(Records about charts and figures)

━━━

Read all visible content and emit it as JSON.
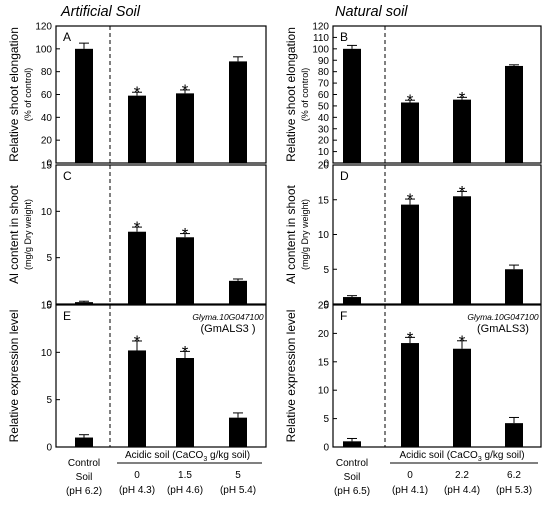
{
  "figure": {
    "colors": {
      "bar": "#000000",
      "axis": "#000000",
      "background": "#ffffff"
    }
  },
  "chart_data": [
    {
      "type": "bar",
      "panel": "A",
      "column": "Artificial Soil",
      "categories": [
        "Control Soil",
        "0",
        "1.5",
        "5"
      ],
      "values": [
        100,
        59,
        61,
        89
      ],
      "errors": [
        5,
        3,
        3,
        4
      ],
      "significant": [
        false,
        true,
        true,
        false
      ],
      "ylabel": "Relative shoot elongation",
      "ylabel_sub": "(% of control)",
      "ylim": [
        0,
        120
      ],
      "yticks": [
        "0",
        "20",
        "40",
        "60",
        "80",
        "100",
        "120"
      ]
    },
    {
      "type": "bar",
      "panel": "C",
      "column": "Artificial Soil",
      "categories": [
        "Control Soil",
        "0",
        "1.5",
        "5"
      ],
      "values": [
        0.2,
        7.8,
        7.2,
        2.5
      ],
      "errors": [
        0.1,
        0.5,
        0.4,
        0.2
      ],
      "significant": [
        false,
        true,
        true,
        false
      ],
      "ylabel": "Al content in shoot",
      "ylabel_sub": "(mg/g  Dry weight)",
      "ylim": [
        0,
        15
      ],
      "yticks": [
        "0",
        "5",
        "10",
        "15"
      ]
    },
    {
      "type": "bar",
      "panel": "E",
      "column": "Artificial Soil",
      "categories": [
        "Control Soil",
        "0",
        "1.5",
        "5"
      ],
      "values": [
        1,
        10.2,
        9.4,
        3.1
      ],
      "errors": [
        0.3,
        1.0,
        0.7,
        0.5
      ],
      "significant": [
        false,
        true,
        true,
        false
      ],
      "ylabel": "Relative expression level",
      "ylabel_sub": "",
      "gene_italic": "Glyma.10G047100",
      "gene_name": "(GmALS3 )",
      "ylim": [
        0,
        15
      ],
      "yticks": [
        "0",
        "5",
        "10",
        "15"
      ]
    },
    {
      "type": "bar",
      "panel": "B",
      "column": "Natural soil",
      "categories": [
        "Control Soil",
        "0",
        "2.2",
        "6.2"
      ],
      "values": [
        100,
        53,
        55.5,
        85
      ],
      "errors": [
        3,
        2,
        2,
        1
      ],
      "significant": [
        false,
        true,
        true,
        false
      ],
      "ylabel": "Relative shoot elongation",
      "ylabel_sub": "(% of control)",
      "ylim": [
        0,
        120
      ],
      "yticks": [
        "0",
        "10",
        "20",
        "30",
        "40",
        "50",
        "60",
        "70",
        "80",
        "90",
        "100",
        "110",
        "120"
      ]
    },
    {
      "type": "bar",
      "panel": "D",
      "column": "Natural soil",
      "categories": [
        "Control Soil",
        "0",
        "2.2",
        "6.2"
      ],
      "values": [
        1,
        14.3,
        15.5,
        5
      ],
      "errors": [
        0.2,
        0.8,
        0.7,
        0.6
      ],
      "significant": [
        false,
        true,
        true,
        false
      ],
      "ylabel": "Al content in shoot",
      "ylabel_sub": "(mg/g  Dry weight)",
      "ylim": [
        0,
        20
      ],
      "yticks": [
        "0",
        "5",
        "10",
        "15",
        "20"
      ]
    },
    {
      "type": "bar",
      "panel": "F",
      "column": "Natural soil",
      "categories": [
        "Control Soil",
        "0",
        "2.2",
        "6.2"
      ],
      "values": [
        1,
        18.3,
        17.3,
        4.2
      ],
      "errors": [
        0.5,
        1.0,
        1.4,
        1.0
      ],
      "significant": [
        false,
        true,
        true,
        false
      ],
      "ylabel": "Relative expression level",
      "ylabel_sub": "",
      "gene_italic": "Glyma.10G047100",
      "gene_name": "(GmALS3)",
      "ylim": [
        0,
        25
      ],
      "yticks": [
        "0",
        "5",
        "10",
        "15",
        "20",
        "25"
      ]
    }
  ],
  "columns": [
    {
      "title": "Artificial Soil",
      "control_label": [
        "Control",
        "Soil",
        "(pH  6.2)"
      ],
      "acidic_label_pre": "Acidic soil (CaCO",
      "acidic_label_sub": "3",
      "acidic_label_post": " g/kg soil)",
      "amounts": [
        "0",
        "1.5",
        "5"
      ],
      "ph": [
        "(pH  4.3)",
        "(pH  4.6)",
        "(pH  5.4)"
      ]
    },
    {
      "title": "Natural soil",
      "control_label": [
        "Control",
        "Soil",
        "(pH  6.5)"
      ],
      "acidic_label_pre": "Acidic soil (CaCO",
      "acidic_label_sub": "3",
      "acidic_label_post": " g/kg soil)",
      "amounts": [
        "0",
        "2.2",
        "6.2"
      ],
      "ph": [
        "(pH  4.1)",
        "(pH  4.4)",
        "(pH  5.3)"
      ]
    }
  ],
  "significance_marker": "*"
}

━━━

Reproduce each entry precisely, dropping only the pictures.

Read all visible content and emit it as JSON.
{
  "figure": {
    "colors": {
      "bar": "#000000",
      "axis": "#000000",
      "background": "#ffffff"
    }
  },
  "chart_data": [
    {
      "type": "bar",
      "panel": "A",
      "column": "Artificial Soil",
      "categories": [
        "Control Soil",
        "0",
        "1.5",
        "5"
      ],
      "values": [
        100,
        59,
        61,
        89
      ],
      "errors": [
        5,
        3,
        3,
        4
      ],
      "significant": [
        false,
        true,
        true,
        false
      ],
      "ylabel": "Relative shoot elongation",
      "ylabel_sub": "(% of control)",
      "ylim": [
        0,
        120
      ],
      "yticks": [
        "0",
        "20",
        "40",
        "60",
        "80",
        "100",
        "120"
      ]
    },
    {
      "type": "bar",
      "panel": "C",
      "column": "Artificial Soil",
      "categories": [
        "Control Soil",
        "0",
        "1.5",
        "5"
      ],
      "values": [
        0.2,
        7.8,
        7.2,
        2.5
      ],
      "errors": [
        0.1,
        0.5,
        0.4,
        0.2
      ],
      "significant": [
        false,
        true,
        true,
        false
      ],
      "ylabel": "Al content in shoot",
      "ylabel_sub": "(mg/g  Dry weight)",
      "ylim": [
        0,
        15
      ],
      "yticks": [
        "0",
        "5",
        "10",
        "15"
      ]
    },
    {
      "type": "bar",
      "panel": "E",
      "column": "Artificial Soil",
      "categories": [
        "Control Soil",
        "0",
        "1.5",
        "5"
      ],
      "values": [
        1,
        10.2,
        9.4,
        3.1
      ],
      "errors": [
        0.3,
        1.0,
        0.7,
        0.5
      ],
      "significant": [
        false,
        true,
        true,
        false
      ],
      "ylabel": "Relative expression level",
      "ylabel_sub": "",
      "gene_italic": "Glyma.10G047100",
      "gene_name": "(GmALS3 )",
      "ylim": [
        0,
        15
      ],
      "yticks": [
        "0",
        "5",
        "10",
        "15"
      ]
    },
    {
      "type": "bar",
      "panel": "B",
      "column": "Natural soil",
      "categories": [
        "Control Soil",
        "0",
        "2.2",
        "6.2"
      ],
      "values": [
        100,
        53,
        55.5,
        85
      ],
      "errors": [
        3,
        2,
        2,
        1
      ],
      "significant": [
        false,
        true,
        true,
        false
      ],
      "ylabel": "Relative shoot elongation",
      "ylabel_sub": "(% of control)",
      "ylim": [
        0,
        120
      ],
      "yticks": [
        "0",
        "10",
        "20",
        "30",
        "40",
        "50",
        "60",
        "70",
        "80",
        "90",
        "100",
        "110",
        "120"
      ]
    },
    {
      "type": "bar",
      "panel": "D",
      "column": "Natural soil",
      "categories": [
        "Control Soil",
        "0",
        "2.2",
        "6.2"
      ],
      "values": [
        1,
        14.3,
        15.5,
        5
      ],
      "errors": [
        0.2,
        0.8,
        0.7,
        0.6
      ],
      "significant": [
        false,
        true,
        true,
        false
      ],
      "ylabel": "Al content in shoot",
      "ylabel_sub": "(mg/g  Dry weight)",
      "ylim": [
        0,
        20
      ],
      "yticks": [
        "0",
        "5",
        "10",
        "15",
        "20"
      ]
    },
    {
      "type": "bar",
      "panel": "F",
      "column": "Natural soil",
      "categories": [
        "Control Soil",
        "0",
        "2.2",
        "6.2"
      ],
      "values": [
        1,
        18.3,
        17.3,
        4.2
      ],
      "errors": [
        0.5,
        1.0,
        1.4,
        1.0
      ],
      "significant": [
        false,
        true,
        true,
        false
      ],
      "ylabel": "Relative expression level",
      "ylabel_sub": "",
      "gene_italic": "Glyma.10G047100",
      "gene_name": "(GmALS3)",
      "ylim": [
        0,
        25
      ],
      "yticks": [
        "0",
        "5",
        "10",
        "15",
        "20",
        "25"
      ]
    }
  ],
  "columns": [
    {
      "title": "Artificial Soil",
      "control_label": [
        "Control",
        "Soil",
        "(pH  6.2)"
      ],
      "acidic_label_pre": "Acidic soil (CaCO",
      "acidic_label_sub": "3",
      "acidic_label_post": " g/kg soil)",
      "amounts": [
        "0",
        "1.5",
        "5"
      ],
      "ph": [
        "(pH  4.3)",
        "(pH  4.6)",
        "(pH  5.4)"
      ]
    },
    {
      "title": "Natural soil",
      "control_label": [
        "Control",
        "Soil",
        "(pH  6.5)"
      ],
      "acidic_label_pre": "Acidic soil (CaCO",
      "acidic_label_sub": "3",
      "acidic_label_post": " g/kg soil)",
      "amounts": [
        "0",
        "2.2",
        "6.2"
      ],
      "ph": [
        "(pH  4.1)",
        "(pH  4.4)",
        "(pH  5.3)"
      ]
    }
  ],
  "significance_marker": "*"
}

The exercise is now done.